▸ RECORDS FOR THIS TASK
┄┄┄┄┄┄┄┄┄┄┄┄┄┄┄┄┄┄┄┄

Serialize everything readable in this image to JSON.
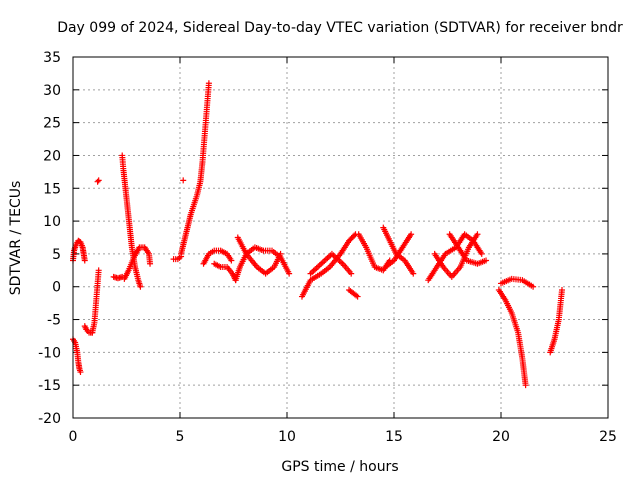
{
  "chart_data": {
    "type": "scatter",
    "title": "Day 099 of 2024, Sidereal Day-to-day VTEC variation (SDTVAR) for receiver bndr",
    "xlabel": "GPS time / hours",
    "ylabel": "SDTVAR / TECUs",
    "xlim": [
      0,
      25
    ],
    "ylim": [
      -20,
      35
    ],
    "xticks": [
      0,
      5,
      10,
      15,
      20,
      25
    ],
    "yticks": [
      -20,
      -15,
      -10,
      -5,
      0,
      5,
      10,
      15,
      20,
      25,
      30,
      35
    ],
    "grid": true,
    "marker": "+",
    "color": "#ff0000",
    "segments": [
      {
        "x": [
          0.0,
          0.1,
          0.2,
          0.25,
          0.3,
          0.35
        ],
        "y": [
          -8,
          -8.5,
          -10,
          -11.5,
          -12.5,
          -13
        ]
      },
      {
        "x": [
          0.0,
          0.05,
          0.15,
          0.25,
          0.35,
          0.45,
          0.5,
          0.55
        ],
        "y": [
          4,
          5.5,
          6.5,
          7,
          6.8,
          6,
          5,
          4
        ]
      },
      {
        "x": [
          0.55,
          0.62,
          0.75,
          0.9
        ],
        "y": [
          -6,
          -6.5,
          -7,
          -7
        ]
      },
      {
        "x": [
          0.9,
          1.0,
          1.05,
          1.1,
          1.15,
          1.2
        ],
        "y": [
          -7,
          -5.5,
          -3.5,
          -1.5,
          0.5,
          2.5
        ]
      },
      {
        "x": [
          1.15,
          1.2
        ],
        "y": [
          16,
          16.2
        ]
      },
      {
        "x": [
          1.9,
          2.1,
          2.3
        ],
        "y": [
          1.5,
          1.3,
          1.5
        ]
      },
      {
        "x": [
          2.3,
          2.35,
          2.45,
          2.55,
          2.65,
          2.75,
          2.9,
          3.05,
          3.15
        ],
        "y": [
          20,
          18,
          15,
          12,
          9,
          6,
          3,
          1,
          0
        ]
      },
      {
        "x": [
          2.4,
          2.6,
          2.85,
          3.1,
          3.35,
          3.55,
          3.6
        ],
        "y": [
          1.2,
          2.5,
          4.5,
          6,
          6,
          5,
          3.5
        ]
      },
      {
        "x": [
          4.7,
          4.9,
          5.05
        ],
        "y": [
          4.2,
          4.2,
          4.6
        ]
      },
      {
        "x": [
          5.05,
          5.2,
          5.35,
          5.5,
          5.65,
          5.8,
          5.95,
          6.05,
          6.15,
          6.25,
          6.35
        ],
        "y": [
          5,
          7,
          9,
          11,
          12.5,
          14,
          16,
          19,
          23,
          27,
          31
        ]
      },
      {
        "x": [
          5.15
        ],
        "y": [
          16.2
        ]
      },
      {
        "x": [
          6.1,
          6.35,
          6.6,
          6.9,
          7.2,
          7.4
        ],
        "y": [
          3.5,
          5,
          5.5,
          5.5,
          5,
          4
        ]
      },
      {
        "x": [
          6.6,
          6.9,
          7.2,
          7.45,
          7.6
        ],
        "y": [
          3.5,
          3,
          3,
          2,
          1
        ]
      },
      {
        "x": [
          7.6,
          7.8,
          8.1,
          8.5,
          8.9,
          9.3,
          9.7,
          10.1
        ],
        "y": [
          1,
          3,
          5,
          6,
          5.5,
          5.5,
          4.5,
          2
        ]
      },
      {
        "x": [
          7.7,
          8.1,
          8.6,
          9.0,
          9.4,
          9.7
        ],
        "y": [
          7.5,
          5,
          3,
          2,
          3,
          5
        ]
      },
      {
        "x": [
          10.7,
          11.1,
          11.6,
          12.0,
          12.5,
          12.9,
          13.2
        ],
        "y": [
          -1.5,
          1,
          2,
          3,
          5,
          7,
          8
        ]
      },
      {
        "x": [
          11.1,
          11.6,
          12.1,
          12.6,
          13.0
        ],
        "y": [
          2,
          3.5,
          5,
          3.5,
          2
        ]
      },
      {
        "x": [
          12.9,
          13.1,
          13.3
        ],
        "y": [
          -0.5,
          -1,
          -1.5
        ]
      },
      {
        "x": [
          13.35,
          13.7,
          14.1,
          14.5,
          14.8
        ],
        "y": [
          8,
          6,
          3,
          2.5,
          4
        ]
      },
      {
        "x": [
          14.5,
          14.8,
          15.1,
          15.5,
          15.9
        ],
        "y": [
          9,
          7,
          5,
          4,
          2
        ]
      },
      {
        "x": [
          14.6,
          15.0,
          15.4,
          15.8
        ],
        "y": [
          3,
          4,
          6,
          8
        ]
      },
      {
        "x": [
          16.6,
          17.0,
          17.4,
          17.9,
          18.3,
          18.7,
          19.1
        ],
        "y": [
          1,
          3,
          5,
          6,
          8,
          7,
          5
        ]
      },
      {
        "x": [
          16.9,
          17.3,
          17.7,
          18.1,
          18.5,
          18.9
        ],
        "y": [
          5,
          3,
          1.5,
          3,
          6,
          8
        ]
      },
      {
        "x": [
          17.6,
          18.0,
          18.4,
          18.9,
          19.3
        ],
        "y": [
          8,
          6,
          4,
          3.5,
          4
        ]
      },
      {
        "x": [
          19.9,
          20.2,
          20.5,
          20.8,
          21.0,
          21.15
        ],
        "y": [
          -0.5,
          -2,
          -4,
          -7,
          -11,
          -15
        ]
      },
      {
        "x": [
          20.0,
          20.5,
          21.0,
          21.5
        ],
        "y": [
          0.5,
          1.2,
          1,
          0
        ]
      },
      {
        "x": [
          22.3,
          22.5,
          22.7,
          22.85
        ],
        "y": [
          -10,
          -8,
          -5,
          -0.5
        ]
      }
    ]
  }
}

┄┄┄┄┄┄┄┄┄┄┄┄┄┄┄┄┄┄┄┄

▸ TASK DESCRIPTION
List each line of the records that holds the string "SDTVAR".

▸ IN RESPONSE
    "title": "Day 099 of 2024, Sidereal Day-to-day VTEC variation (SDTVAR) for receiver bndr",
    "ylabel": "SDTVAR / TECUs",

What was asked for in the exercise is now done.